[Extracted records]
'''
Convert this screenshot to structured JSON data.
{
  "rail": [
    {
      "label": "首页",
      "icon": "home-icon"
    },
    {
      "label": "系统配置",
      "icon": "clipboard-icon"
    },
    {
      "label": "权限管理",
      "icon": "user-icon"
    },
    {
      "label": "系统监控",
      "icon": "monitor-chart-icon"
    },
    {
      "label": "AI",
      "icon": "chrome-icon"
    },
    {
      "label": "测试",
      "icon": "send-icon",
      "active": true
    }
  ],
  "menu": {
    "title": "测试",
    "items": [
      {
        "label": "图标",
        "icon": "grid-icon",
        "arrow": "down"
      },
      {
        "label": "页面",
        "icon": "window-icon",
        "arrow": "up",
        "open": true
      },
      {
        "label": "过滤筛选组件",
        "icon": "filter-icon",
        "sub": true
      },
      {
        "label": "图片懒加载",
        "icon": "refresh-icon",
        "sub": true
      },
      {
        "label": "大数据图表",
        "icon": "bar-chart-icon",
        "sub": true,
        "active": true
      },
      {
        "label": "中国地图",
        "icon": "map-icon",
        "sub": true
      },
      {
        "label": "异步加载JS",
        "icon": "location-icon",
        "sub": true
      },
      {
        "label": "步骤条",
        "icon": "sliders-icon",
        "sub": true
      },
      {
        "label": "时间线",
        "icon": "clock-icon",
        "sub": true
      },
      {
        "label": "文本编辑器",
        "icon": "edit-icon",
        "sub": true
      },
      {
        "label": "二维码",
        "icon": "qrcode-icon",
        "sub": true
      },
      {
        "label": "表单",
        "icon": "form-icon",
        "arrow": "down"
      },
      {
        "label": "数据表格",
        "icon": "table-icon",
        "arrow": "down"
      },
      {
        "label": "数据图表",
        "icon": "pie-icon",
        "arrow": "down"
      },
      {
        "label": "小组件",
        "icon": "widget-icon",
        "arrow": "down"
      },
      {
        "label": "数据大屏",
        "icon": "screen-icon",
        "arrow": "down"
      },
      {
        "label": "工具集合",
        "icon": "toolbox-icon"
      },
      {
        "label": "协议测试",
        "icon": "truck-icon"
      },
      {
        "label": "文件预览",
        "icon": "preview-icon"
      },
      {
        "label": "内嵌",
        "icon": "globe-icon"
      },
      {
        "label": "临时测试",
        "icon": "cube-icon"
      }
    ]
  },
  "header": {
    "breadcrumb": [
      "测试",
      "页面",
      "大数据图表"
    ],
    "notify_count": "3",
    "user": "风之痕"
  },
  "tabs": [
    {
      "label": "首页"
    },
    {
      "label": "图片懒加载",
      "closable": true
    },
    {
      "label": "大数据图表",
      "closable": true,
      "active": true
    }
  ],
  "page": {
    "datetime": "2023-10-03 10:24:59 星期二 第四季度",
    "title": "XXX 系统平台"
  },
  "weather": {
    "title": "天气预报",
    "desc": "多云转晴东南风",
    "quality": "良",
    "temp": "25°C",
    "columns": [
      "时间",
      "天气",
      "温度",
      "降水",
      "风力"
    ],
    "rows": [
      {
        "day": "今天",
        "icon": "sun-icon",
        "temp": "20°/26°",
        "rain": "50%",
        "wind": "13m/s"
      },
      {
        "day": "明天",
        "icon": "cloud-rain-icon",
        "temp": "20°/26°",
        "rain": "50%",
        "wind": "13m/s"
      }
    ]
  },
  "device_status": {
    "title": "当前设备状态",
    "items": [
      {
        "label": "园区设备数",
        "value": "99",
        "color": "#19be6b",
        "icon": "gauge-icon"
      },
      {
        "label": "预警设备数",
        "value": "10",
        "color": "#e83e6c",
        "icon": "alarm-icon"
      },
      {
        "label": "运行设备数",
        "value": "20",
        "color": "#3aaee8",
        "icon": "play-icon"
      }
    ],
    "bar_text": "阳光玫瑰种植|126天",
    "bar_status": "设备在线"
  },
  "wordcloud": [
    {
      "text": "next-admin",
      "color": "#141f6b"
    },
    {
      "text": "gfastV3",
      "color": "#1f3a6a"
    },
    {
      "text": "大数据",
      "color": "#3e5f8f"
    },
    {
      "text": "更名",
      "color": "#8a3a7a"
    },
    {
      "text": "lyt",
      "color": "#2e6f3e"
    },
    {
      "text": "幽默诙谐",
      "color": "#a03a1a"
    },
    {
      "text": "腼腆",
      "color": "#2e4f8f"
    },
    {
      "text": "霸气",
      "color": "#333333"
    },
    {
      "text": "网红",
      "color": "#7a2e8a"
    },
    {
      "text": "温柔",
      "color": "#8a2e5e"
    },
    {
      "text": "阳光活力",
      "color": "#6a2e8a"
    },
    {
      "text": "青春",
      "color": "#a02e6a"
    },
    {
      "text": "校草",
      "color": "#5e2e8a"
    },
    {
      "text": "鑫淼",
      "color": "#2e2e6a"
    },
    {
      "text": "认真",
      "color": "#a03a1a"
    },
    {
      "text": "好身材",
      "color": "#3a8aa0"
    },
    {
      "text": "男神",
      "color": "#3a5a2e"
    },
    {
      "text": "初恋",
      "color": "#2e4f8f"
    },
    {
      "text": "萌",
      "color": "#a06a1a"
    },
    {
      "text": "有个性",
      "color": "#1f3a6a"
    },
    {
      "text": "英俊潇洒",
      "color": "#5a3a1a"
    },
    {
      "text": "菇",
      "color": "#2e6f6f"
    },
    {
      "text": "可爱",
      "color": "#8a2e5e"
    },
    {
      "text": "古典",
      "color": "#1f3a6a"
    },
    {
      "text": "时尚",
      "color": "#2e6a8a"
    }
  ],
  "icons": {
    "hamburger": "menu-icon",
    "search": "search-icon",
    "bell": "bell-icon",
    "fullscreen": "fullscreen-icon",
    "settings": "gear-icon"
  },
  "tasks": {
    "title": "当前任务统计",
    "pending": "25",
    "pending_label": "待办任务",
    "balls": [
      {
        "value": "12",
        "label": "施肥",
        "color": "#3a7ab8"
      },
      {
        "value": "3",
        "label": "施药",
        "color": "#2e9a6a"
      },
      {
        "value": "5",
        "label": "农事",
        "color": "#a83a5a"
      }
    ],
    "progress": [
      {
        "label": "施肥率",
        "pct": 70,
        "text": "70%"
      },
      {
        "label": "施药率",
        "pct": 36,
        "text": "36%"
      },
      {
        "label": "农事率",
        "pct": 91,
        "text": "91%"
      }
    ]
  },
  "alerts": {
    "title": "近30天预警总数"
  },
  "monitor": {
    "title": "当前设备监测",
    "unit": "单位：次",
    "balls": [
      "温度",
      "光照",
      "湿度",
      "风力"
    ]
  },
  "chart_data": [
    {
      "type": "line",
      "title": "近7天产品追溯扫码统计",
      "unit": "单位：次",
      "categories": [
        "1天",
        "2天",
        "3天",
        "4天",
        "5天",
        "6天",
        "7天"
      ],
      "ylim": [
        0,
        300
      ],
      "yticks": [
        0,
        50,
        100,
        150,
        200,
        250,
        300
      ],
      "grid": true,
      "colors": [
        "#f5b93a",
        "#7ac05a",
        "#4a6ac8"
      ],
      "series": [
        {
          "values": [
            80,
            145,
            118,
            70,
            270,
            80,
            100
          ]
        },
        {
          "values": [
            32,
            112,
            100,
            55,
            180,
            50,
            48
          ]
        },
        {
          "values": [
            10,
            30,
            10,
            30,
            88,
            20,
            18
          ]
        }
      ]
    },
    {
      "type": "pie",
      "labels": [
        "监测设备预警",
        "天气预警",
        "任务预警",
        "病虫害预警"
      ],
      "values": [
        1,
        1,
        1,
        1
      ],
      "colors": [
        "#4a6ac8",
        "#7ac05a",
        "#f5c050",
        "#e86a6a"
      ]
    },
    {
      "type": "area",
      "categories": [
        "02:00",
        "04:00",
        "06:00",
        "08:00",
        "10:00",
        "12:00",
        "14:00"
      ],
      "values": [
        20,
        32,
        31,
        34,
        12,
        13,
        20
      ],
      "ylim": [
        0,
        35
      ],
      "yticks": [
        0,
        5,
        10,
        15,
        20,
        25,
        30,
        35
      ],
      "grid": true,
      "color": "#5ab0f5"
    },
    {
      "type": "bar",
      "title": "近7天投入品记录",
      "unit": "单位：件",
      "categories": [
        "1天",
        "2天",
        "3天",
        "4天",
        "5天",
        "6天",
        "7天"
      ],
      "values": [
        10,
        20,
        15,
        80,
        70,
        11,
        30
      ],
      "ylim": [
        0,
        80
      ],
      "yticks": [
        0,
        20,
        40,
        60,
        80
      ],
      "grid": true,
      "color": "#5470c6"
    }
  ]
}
'''
**Work instructions:**
Return every line containing "title".

**Full response:**
    "title": "测试",
    "title": "XXX 系统平台"
    "title": "天气预报",
    "title": "当前设备状态",
    "title": "当前任务统计",
    "title": "近30天预警总数"
    "title": "当前设备监测",
      "title": "近7天产品追溯扫码统计",
      "title": "近7天投入品记录",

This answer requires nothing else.